* [What is needed]: Will you output all of the data below exactly, omitting the images?

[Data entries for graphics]
<<<<

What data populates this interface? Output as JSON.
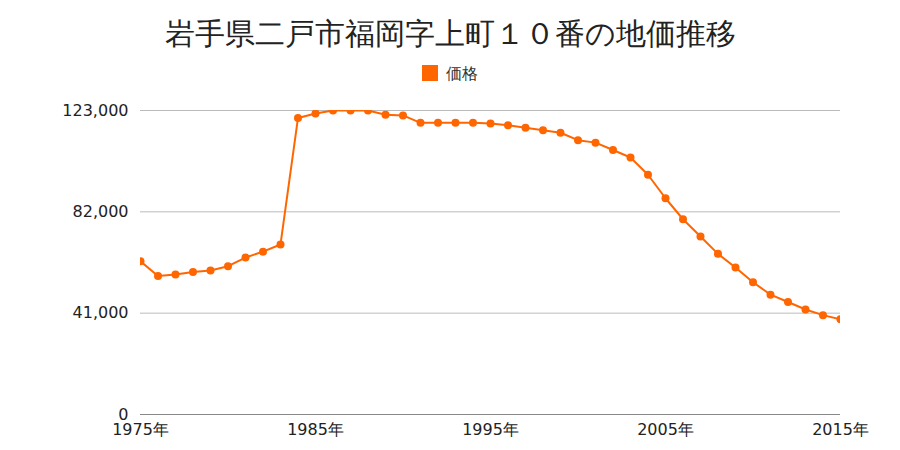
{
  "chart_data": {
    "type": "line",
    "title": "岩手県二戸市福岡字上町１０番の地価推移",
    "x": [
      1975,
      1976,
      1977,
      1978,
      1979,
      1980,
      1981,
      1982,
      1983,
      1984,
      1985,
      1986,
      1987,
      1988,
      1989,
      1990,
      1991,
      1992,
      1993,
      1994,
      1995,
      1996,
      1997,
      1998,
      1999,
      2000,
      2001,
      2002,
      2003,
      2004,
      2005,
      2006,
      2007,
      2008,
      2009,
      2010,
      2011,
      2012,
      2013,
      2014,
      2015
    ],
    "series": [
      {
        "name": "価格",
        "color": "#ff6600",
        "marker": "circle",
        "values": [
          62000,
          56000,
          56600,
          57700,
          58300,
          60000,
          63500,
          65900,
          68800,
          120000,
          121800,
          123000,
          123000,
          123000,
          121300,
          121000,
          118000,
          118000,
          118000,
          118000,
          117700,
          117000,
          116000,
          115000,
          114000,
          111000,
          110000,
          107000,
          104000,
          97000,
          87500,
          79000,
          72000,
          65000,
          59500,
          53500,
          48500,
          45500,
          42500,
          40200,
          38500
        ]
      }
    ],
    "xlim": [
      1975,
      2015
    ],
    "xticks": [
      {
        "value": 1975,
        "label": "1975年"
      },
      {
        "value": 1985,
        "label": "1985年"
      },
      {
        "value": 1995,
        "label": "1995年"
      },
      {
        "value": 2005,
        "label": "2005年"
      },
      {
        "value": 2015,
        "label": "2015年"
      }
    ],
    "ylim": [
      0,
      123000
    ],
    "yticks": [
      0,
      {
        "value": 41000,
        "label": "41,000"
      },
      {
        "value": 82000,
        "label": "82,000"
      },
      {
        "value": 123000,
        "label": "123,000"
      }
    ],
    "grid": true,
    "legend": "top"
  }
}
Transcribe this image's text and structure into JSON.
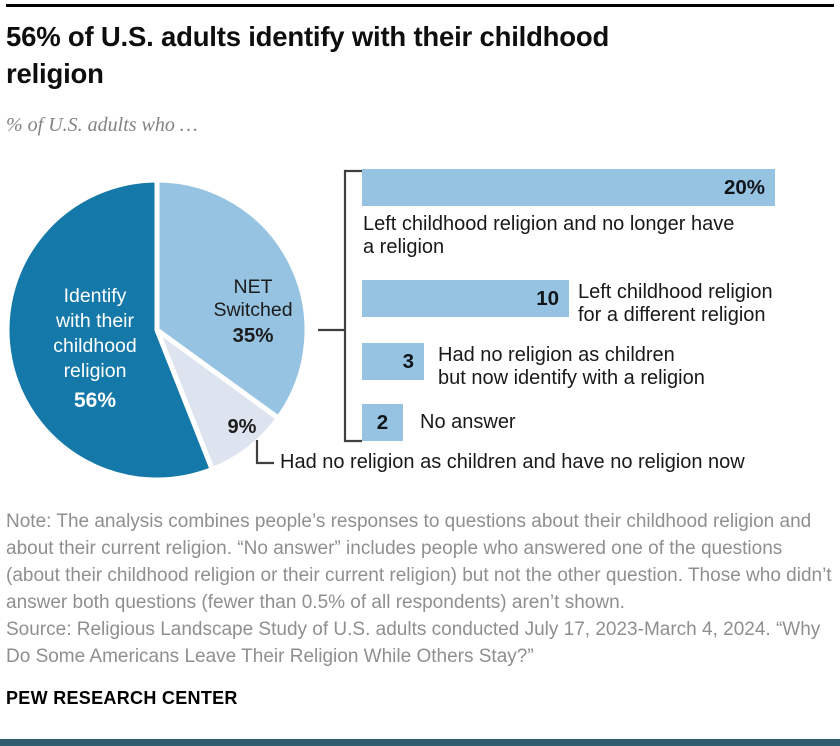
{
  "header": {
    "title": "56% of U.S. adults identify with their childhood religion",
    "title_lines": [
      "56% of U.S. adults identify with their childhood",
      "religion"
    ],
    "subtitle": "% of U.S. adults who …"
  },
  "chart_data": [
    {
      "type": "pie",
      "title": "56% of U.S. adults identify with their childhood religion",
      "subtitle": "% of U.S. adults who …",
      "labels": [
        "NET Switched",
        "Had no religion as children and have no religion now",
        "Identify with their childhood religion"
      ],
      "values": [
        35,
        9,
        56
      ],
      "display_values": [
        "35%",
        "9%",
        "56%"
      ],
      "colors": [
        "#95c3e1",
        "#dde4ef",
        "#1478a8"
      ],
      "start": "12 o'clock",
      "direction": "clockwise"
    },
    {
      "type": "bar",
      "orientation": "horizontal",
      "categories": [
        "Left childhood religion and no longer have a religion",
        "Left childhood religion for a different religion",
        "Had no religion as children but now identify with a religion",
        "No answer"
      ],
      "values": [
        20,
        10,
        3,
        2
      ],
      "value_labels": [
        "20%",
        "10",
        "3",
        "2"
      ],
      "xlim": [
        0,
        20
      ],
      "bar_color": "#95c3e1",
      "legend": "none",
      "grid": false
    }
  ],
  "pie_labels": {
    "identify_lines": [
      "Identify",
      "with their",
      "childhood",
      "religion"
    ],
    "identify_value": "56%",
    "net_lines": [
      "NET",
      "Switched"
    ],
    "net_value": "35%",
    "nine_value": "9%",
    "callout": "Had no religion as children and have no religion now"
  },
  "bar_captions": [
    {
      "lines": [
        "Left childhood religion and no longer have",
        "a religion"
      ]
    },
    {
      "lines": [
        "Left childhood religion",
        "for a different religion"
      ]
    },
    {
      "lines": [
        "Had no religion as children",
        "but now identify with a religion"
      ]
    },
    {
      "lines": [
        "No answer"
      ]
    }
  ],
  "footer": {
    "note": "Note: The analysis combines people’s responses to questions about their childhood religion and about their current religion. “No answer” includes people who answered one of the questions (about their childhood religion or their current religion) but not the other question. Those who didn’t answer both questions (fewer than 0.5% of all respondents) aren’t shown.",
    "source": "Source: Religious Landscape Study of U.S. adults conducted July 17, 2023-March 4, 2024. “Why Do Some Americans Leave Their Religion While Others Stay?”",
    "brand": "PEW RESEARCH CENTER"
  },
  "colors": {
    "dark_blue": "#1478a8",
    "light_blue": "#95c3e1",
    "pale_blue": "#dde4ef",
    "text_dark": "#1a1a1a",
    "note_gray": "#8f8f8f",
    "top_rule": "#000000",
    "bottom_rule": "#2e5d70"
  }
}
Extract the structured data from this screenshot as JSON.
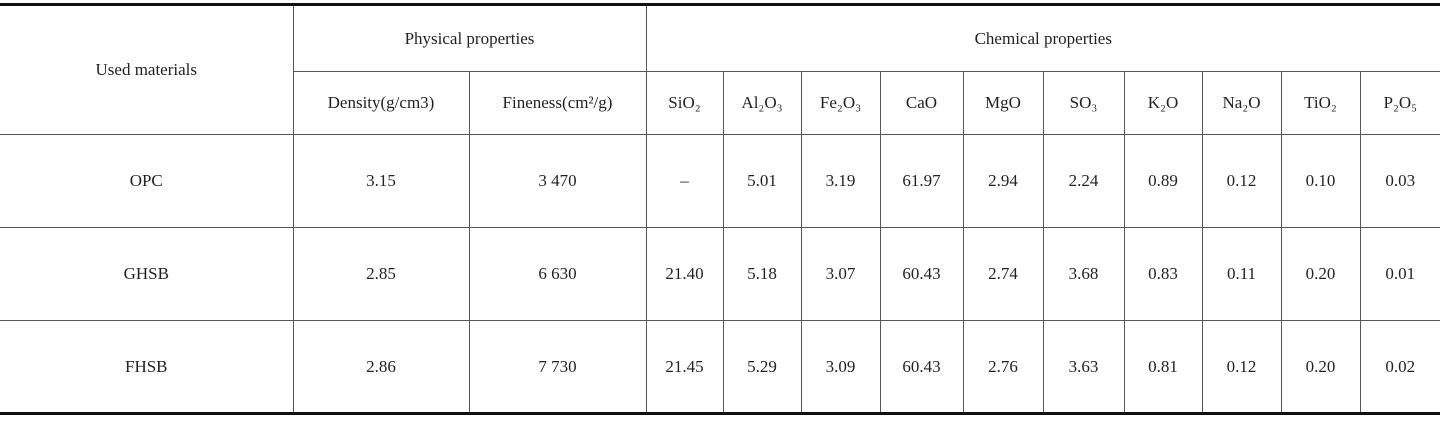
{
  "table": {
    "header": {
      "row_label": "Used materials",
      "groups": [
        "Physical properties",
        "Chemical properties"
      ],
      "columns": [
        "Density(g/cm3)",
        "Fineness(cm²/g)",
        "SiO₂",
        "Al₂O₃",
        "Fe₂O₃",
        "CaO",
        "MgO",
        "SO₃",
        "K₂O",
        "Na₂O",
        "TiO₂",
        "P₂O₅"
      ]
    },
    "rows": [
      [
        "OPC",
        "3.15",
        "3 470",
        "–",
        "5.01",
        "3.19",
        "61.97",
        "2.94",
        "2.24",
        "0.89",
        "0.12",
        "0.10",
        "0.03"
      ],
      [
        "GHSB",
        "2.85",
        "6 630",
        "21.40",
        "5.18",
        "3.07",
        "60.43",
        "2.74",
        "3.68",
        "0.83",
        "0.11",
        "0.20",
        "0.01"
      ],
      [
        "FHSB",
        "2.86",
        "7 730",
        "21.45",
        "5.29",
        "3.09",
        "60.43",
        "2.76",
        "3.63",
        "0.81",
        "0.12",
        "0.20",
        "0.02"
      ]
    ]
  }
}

>>>>

* [Exercise result]:
What data populates this interface? Output as JSON.
{
  "chart_data": {
    "type": "line",
    "title": "岩手県二戸市福岡字上町１０番の地価推移",
    "x": [
      1975,
      1976,
      1977,
      1978,
      1979,
      1980,
      1981,
      1982,
      1983,
      1984,
      1985,
      1986,
      1987,
      1988,
      1989,
      1990,
      1991,
      1992,
      1993,
      1994,
      1995,
      1996,
      1997,
      1998,
      1999,
      2000,
      2001,
      2002,
      2003,
      2004,
      2005,
      2006,
      2007,
      2008,
      2009,
      2010,
      2011,
      2012,
      2013,
      2014,
      2015
    ],
    "series": [
      {
        "name": "価格",
        "color": "#ff6600",
        "marker": "circle",
        "values": [
          62000,
          56000,
          56600,
          57700,
          58300,
          60000,
          63500,
          65900,
          68800,
          120000,
          121800,
          123000,
          123000,
          123000,
          121300,
          121000,
          118000,
          118000,
          118000,
          118000,
          117700,
          117000,
          116000,
          115000,
          114000,
          111000,
          110000,
          107000,
          104000,
          97000,
          87500,
          79000,
          72000,
          65000,
          59500,
          53500,
          48500,
          45500,
          42500,
          40200,
          38500
        ]
      }
    ],
    "xlim": [
      1975,
      2015
    ],
    "xticks": [
      {
        "value": 1975,
        "label": "1975年"
      },
      {
        "value": 1985,
        "label": "1985年"
      },
      {
        "value": 1995,
        "label": "1995年"
      },
      {
        "value": 2005,
        "label": "2005年"
      },
      {
        "value": 2015,
        "label": "2015年"
      }
    ],
    "ylim": [
      0,
      123000
    ],
    "yticks": [
      0,
      {
        "value": 41000,
        "label": "41,000"
      },
      {
        "value": 82000,
        "label": "82,000"
      },
      {
        "value": 123000,
        "label": "123,000"
      }
    ],
    "grid": true,
    "legend": "top"
  }
}
Transcribe this image's text and structure into JSON.
{
  "header": {
    "title": "56% of U.S. adults identify with their childhood religion",
    "title_lines": [
      "56% of U.S. adults identify with their childhood",
      "religion"
    ],
    "subtitle": "% of U.S. adults who …"
  },
  "chart_data": [
    {
      "type": "pie",
      "title": "56% of U.S. adults identify with their childhood religion",
      "subtitle": "% of U.S. adults who …",
      "labels": [
        "NET Switched",
        "Had no religion as children and have no religion now",
        "Identify with their childhood religion"
      ],
      "values": [
        35,
        9,
        56
      ],
      "display_values": [
        "35%",
        "9%",
        "56%"
      ],
      "colors": [
        "#95c3e1",
        "#dde4ef",
        "#1478a8"
      ],
      "start": "12 o'clock",
      "direction": "clockwise"
    },
    {
      "type": "bar",
      "orientation": "horizontal",
      "categories": [
        "Left childhood religion and no longer have a religion",
        "Left childhood religion for a different religion",
        "Had no religion as children but now identify with a religion",
        "No answer"
      ],
      "values": [
        20,
        10,
        3,
        2
      ],
      "value_labels": [
        "20%",
        "10",
        "3",
        "2"
      ],
      "xlim": [
        0,
        20
      ],
      "bar_color": "#95c3e1",
      "legend": "none",
      "grid": false
    }
  ],
  "pie_labels": {
    "identify_lines": [
      "Identify",
      "with their",
      "childhood",
      "religion"
    ],
    "identify_value": "56%",
    "net_lines": [
      "NET",
      "Switched"
    ],
    "net_value": "35%",
    "nine_value": "9%",
    "callout": "Had no religion as children and have no religion now"
  },
  "bar_captions": [
    {
      "lines": [
        "Left childhood religion and no longer have",
        "a religion"
      ]
    },
    {
      "lines": [
        "Left childhood religion",
        "for a different religion"
      ]
    },
    {
      "lines": [
        "Had no religion as children",
        "but now identify with a religion"
      ]
    },
    {
      "lines": [
        "No answer"
      ]
    }
  ],
  "footer": {
    "note": "Note: The analysis combines people’s responses to questions about their childhood religion and about their current religion. “No answer” includes people who answered one of the questions (about their childhood religion or their current religion) but not the other question. Those who didn’t answer both questions (fewer than 0.5% of all respondents) aren’t shown.",
    "source": "Source: Religious Landscape Study of U.S. adults conducted July 17, 2023-March 4, 2024. “Why Do Some Americans Leave Their Religion While Others Stay?”",
    "brand": "PEW RESEARCH CENTER"
  },
  "colors": {
    "dark_blue": "#1478a8",
    "light_blue": "#95c3e1",
    "pale_blue": "#dde4ef",
    "text_dark": "#1a1a1a",
    "note_gray": "#8f8f8f",
    "top_rule": "#000000",
    "bottom_rule": "#2e5d70"
  }
}
Extract the structured data from this screenshot as JSON.
{
  "table": {
    "header": {
      "row_label": "Used materials",
      "groups": [
        "Physical properties",
        "Chemical properties"
      ],
      "columns": [
        "Density(g/cm3)",
        "Fineness(cm²/g)",
        "SiO₂",
        "Al₂O₃",
        "Fe₂O₃",
        "CaO",
        "MgO",
        "SO₃",
        "K₂O",
        "Na₂O",
        "TiO₂",
        "P₂O₅"
      ]
    },
    "rows": [
      [
        "OPC",
        "3.15",
        "3 470",
        "–",
        "5.01",
        "3.19",
        "61.97",
        "2.94",
        "2.24",
        "0.89",
        "0.12",
        "0.10",
        "0.03"
      ],
      [
        "GHSB",
        "2.85",
        "6 630",
        "21.40",
        "5.18",
        "3.07",
        "60.43",
        "2.74",
        "3.68",
        "0.83",
        "0.11",
        "0.20",
        "0.01"
      ],
      [
        "FHSB",
        "2.86",
        "7 730",
        "21.45",
        "5.29",
        "3.09",
        "60.43",
        "2.76",
        "3.63",
        "0.81",
        "0.12",
        "0.20",
        "0.02"
      ]
    ]
  }
}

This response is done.